---------- Supplied information ----------
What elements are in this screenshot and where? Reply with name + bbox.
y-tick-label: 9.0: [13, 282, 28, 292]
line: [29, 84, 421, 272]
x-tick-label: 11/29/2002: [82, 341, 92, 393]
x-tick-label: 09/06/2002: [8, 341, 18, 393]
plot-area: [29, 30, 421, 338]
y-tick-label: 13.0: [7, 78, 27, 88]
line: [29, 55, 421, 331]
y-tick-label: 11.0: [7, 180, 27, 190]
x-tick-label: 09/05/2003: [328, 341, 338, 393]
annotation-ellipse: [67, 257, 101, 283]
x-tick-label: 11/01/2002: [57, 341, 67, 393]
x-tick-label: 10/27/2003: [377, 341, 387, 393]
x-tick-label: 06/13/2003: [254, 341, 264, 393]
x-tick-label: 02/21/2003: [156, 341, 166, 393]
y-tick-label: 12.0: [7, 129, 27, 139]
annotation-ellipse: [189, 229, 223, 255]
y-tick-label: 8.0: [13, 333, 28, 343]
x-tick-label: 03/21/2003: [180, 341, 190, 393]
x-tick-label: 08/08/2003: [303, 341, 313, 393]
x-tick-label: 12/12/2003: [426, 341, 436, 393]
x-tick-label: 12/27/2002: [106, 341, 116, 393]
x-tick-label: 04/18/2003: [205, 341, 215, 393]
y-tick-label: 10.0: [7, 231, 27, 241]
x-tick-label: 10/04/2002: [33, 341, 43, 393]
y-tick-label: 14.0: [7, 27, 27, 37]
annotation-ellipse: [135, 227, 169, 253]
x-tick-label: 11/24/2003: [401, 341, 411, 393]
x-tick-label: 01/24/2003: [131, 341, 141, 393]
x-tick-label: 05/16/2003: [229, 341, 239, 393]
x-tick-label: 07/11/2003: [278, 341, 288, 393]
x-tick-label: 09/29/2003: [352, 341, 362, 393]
----------
■ **Short task**: Please put every line of the material above into a numbered list, leaving out any blank lines.

■ **Finished exercise**:
1. What elements are in this screenshot and where? Reply with name + bbox.
2. y-tick-label: 9.0: [13, 282, 28, 292]
3. line: [29, 84, 421, 272]
4. x-tick-label: 11/29/2002: [82, 341, 92, 393]
5. x-tick-label: 09/06/2002: [8, 341, 18, 393]
6. plot-area: [29, 30, 421, 338]
7. y-tick-label: 13.0: [7, 78, 27, 88]
8. line: [29, 55, 421, 331]
9. y-tick-label: 11.0: [7, 180, 27, 190]
10. x-tick-label: 09/05/2003: [328, 341, 338, 393]
11. annotation-ellipse: [67, 257, 101, 283]
12. x-tick-label: 11/01/2002: [57, 341, 67, 393]
13. x-tick-label: 10/27/2003: [377, 341, 387, 393]
14. x-tick-label: 06/13/2003: [254, 341, 264, 393]
15. x-tick-label: 02/21/2003: [156, 341, 166, 393]
16. y-tick-label: 12.0: [7, 129, 27, 139]
17. annotation-ellipse: [189, 229, 223, 255]
18. y-tick-label: 8.0: [13, 333, 28, 343]
19. x-tick-label: 03/21/2003: [180, 341, 190, 393]
20. x-tick-label: 08/08/2003: [303, 341, 313, 393]
21. x-tick-label: 12/12/2003: [426, 341, 436, 393]
22. x-tick-label: 12/27/2002: [106, 341, 116, 393]
23. x-tick-label: 04/18/2003: [205, 341, 215, 393]
24. y-tick-label: 10.0: [7, 231, 27, 241]
25. x-tick-label: 10/04/2002: [33, 341, 43, 393]
26. y-tick-label: 14.0: [7, 27, 27, 37]
27. annotation-ellipse: [135, 227, 169, 253]
28. x-tick-label: 11/24/2003: [401, 341, 411, 393]
29. x-tick-label: 01/24/2003: [131, 341, 141, 393]
30. x-tick-label: 05/16/2003: [229, 341, 239, 393]
31. x-tick-label: 07/11/2003: [278, 341, 288, 393]
32. x-tick-label: 09/29/2003: [352, 341, 362, 393]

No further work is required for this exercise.